> **Goal**
Emit the entire listing verbatim.
########
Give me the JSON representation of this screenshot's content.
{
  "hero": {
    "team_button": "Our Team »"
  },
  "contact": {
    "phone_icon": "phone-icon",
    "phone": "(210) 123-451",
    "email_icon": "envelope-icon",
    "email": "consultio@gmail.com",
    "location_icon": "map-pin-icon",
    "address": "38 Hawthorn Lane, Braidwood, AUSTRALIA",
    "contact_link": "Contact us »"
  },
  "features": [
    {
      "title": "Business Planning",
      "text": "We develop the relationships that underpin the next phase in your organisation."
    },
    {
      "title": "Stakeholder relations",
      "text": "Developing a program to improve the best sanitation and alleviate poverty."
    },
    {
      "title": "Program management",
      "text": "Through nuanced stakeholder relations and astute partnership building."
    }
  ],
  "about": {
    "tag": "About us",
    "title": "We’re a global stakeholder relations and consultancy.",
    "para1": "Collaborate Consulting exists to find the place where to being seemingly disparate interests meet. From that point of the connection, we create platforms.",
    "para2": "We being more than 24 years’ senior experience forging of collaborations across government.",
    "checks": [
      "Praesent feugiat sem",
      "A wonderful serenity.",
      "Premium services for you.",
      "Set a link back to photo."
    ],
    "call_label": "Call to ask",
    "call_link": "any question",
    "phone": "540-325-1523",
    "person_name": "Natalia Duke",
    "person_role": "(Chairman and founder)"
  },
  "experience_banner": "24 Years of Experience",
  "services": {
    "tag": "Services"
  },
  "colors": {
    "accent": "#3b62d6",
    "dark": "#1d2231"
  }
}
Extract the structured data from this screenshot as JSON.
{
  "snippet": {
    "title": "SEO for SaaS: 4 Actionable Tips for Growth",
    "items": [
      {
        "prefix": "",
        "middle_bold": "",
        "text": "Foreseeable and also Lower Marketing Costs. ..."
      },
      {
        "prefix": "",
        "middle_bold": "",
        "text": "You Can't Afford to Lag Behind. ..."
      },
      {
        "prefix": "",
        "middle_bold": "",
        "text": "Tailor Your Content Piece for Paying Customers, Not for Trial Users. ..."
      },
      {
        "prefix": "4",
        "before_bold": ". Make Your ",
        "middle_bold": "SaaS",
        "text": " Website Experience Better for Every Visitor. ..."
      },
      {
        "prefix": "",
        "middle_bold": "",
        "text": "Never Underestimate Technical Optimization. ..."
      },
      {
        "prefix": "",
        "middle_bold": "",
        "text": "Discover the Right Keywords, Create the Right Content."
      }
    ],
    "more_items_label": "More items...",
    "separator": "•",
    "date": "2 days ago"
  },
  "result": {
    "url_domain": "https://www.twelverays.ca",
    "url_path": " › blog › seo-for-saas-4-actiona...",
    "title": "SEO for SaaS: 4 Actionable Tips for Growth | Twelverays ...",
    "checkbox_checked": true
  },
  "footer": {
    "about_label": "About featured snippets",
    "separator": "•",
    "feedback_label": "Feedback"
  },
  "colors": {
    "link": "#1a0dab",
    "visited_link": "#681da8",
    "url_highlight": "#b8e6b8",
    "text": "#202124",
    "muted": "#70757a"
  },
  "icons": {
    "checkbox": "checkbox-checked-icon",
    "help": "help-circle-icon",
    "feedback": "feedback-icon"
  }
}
########
> **Task response**
Give me the JSON representation of this screenshot's content.
{
  "hero": {
    "team_button": "Our Team »"
  },
  "contact": {
    "phone_icon": "phone-icon",
    "phone": "(210) 123-451",
    "email_icon": "envelope-icon",
    "email": "consultio@gmail.com",
    "location_icon": "map-pin-icon",
    "address": "38 Hawthorn Lane, Braidwood, AUSTRALIA",
    "contact_link": "Contact us »"
  },
  "features": [
    {
      "title": "Business Planning",
      "text": "We develop the relationships that underpin the next phase in your organisation."
    },
    {
      "title": "Stakeholder relations",
      "text": "Developing a program to improve the best sanitation and alleviate poverty."
    },
    {
      "title": "Program management",
      "text": "Through nuanced stakeholder relations and astute partnership building."
    }
  ],
  "about": {
    "tag": "About us",
    "title": "We’re a global stakeholder relations and consultancy.",
    "para1": "Collaborate Consulting exists to find the place where to being seemingly disparate interests meet. From that point of the connection, we create platforms.",
    "para2": "We being more than 24 years’ senior experience forging of collaborations across government.",
    "checks": [
      "Praesent feugiat sem",
      "A wonderful serenity.",
      "Premium services for you.",
      "Set a link back to photo."
    ],
    "call_label": "Call to ask",
    "call_link": "any question",
    "phone": "540-325-1523",
    "person_name": "Natalia Duke",
    "person_role": "(Chairman and founder)"
  },
  "experience_banner": "24 Years of Experience",
  "services": {
    "tag": "Services"
  },
  "colors": {
    "accent": "#3b62d6",
    "dark": "#1d2231"
  }
}
Extract the structured data from this screenshot as JSON.
{
  "snippet": {
    "title": "SEO for SaaS: 4 Actionable Tips for Growth",
    "items": [
      {
        "prefix": "",
        "middle_bold": "",
        "text": "Foreseeable and also Lower Marketing Costs. ..."
      },
      {
        "prefix": "",
        "middle_bold": "",
        "text": "You Can't Afford to Lag Behind. ..."
      },
      {
        "prefix": "",
        "middle_bold": "",
        "text": "Tailor Your Content Piece for Paying Customers, Not for Trial Users. ..."
      },
      {
        "prefix": "4",
        "before_bold": ". Make Your ",
        "middle_bold": "SaaS",
        "text": " Website Experience Better for Every Visitor. ..."
      },
      {
        "prefix": "",
        "middle_bold": "",
        "text": "Never Underestimate Technical Optimization. ..."
      },
      {
        "prefix": "",
        "middle_bold": "",
        "text": "Discover the Right Keywords, Create the Right Content."
      }
    ],
    "more_items_label": "More items...",
    "separator": "•",
    "date": "2 days ago"
  },
  "result": {
    "url_domain": "https://www.twelverays.ca",
    "url_path": " › blog › seo-for-saas-4-actiona...",
    "title": "SEO for SaaS: 4 Actionable Tips for Growth | Twelverays ...",
    "checkbox_checked": true
  },
  "footer": {
    "about_label": "About featured snippets",
    "separator": "•",
    "feedback_label": "Feedback"
  },
  "colors": {
    "link": "#1a0dab",
    "visited_link": "#681da8",
    "url_highlight": "#b8e6b8",
    "text": "#202124",
    "muted": "#70757a"
  },
  "icons": {
    "checkbox": "checkbox-checked-icon",
    "help": "help-circle-icon",
    "feedback": "feedback-icon"
  }
}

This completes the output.